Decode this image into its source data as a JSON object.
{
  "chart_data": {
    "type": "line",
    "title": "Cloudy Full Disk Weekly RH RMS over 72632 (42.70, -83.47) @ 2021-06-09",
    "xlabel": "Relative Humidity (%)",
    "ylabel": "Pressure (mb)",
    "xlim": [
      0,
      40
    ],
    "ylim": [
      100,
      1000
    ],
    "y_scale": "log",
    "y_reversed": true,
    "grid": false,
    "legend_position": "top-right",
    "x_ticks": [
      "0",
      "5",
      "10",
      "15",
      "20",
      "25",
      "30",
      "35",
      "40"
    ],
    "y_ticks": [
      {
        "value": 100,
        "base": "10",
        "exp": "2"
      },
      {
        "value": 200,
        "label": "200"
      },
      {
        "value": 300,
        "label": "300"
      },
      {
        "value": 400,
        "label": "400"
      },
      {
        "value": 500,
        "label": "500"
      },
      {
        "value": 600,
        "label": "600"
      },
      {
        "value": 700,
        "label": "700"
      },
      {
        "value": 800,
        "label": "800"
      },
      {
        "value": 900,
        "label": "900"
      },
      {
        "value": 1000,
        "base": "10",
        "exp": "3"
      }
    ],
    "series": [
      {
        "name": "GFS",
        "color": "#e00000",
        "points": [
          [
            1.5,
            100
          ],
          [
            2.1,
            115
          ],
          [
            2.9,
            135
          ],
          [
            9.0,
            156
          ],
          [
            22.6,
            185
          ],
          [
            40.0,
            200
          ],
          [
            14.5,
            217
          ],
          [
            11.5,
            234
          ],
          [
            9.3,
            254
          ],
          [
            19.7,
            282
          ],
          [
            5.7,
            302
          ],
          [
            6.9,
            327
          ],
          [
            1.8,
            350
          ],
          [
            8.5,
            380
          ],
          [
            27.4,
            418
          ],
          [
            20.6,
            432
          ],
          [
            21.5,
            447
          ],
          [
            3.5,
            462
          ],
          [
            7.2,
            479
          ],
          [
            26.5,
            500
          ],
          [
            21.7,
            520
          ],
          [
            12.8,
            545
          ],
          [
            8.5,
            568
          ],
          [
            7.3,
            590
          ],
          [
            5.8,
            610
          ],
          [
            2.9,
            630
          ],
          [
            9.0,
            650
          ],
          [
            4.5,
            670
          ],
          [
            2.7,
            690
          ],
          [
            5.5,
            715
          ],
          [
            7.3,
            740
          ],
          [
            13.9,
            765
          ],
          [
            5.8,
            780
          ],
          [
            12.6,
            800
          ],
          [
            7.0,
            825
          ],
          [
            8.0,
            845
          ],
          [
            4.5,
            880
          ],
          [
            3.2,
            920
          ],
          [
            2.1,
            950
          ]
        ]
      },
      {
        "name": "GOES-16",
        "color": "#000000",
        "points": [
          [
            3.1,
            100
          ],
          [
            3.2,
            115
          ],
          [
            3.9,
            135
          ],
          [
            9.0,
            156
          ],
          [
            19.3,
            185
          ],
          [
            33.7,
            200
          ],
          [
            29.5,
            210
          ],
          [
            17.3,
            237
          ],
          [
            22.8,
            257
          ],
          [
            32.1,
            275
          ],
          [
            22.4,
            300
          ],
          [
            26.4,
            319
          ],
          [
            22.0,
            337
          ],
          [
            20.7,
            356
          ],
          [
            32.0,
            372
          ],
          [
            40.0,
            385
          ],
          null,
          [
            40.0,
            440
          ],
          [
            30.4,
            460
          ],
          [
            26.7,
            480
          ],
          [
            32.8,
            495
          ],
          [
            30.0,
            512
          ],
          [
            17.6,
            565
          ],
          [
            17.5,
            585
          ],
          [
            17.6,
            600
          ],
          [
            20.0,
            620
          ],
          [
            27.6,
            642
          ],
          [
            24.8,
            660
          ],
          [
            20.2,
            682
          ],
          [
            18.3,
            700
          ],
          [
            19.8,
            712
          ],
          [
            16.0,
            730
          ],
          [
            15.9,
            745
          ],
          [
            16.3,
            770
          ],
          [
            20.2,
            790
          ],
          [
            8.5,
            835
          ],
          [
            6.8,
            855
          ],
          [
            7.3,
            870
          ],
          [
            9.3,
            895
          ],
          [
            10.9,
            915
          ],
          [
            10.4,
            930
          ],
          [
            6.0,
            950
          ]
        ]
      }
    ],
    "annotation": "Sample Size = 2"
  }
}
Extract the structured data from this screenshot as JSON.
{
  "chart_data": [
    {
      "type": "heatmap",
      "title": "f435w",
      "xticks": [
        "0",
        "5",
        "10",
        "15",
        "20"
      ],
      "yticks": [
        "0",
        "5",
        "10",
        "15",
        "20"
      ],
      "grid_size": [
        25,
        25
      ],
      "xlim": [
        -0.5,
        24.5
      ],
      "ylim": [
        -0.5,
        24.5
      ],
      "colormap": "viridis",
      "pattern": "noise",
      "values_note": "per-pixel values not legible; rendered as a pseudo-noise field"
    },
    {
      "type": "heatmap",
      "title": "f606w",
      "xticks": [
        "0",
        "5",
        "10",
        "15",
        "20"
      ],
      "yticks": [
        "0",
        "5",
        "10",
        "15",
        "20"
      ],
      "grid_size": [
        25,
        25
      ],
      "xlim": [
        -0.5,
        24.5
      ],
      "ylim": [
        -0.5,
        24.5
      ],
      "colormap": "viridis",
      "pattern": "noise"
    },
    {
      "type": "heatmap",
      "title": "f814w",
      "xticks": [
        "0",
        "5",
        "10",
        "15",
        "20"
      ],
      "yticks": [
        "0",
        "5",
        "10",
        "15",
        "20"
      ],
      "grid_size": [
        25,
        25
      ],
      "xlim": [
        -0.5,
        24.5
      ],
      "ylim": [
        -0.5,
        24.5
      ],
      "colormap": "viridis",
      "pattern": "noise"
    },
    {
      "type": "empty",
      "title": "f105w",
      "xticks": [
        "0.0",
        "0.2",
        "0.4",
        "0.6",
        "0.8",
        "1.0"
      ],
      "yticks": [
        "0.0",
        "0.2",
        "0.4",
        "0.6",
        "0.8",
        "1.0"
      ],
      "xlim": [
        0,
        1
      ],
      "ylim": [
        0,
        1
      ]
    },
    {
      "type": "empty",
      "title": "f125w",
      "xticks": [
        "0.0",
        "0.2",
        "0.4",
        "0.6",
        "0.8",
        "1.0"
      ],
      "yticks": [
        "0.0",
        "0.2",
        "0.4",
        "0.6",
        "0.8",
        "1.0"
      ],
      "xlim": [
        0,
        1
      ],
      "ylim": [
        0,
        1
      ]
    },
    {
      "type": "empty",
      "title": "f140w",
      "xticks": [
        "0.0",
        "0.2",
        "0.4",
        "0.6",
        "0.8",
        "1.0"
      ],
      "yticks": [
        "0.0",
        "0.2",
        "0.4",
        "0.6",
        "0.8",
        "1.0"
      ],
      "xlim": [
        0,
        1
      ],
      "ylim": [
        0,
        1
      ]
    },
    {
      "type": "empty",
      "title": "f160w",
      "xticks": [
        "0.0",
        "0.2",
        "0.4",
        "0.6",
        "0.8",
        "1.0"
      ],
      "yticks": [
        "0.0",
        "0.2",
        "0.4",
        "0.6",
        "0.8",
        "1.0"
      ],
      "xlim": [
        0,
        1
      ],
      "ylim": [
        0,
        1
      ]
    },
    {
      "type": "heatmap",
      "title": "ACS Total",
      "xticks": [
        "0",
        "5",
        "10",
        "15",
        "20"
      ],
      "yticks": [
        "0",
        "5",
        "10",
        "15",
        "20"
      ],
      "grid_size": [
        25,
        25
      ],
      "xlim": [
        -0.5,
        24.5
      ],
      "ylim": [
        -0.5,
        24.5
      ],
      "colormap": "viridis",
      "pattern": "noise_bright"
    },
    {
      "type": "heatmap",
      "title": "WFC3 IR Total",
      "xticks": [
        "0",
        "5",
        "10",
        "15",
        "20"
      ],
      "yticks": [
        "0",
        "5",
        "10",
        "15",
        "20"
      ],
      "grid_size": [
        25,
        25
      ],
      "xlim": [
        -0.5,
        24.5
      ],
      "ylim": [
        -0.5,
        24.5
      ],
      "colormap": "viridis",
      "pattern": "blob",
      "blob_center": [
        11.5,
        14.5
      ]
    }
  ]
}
####################
Read the entries and pick out all lines that include the word "pattern".

      "pattern": "noise",
      "pattern": "noise"
      "pattern": "noise"
      "pattern": "noise_bright"
      "pattern": "blob",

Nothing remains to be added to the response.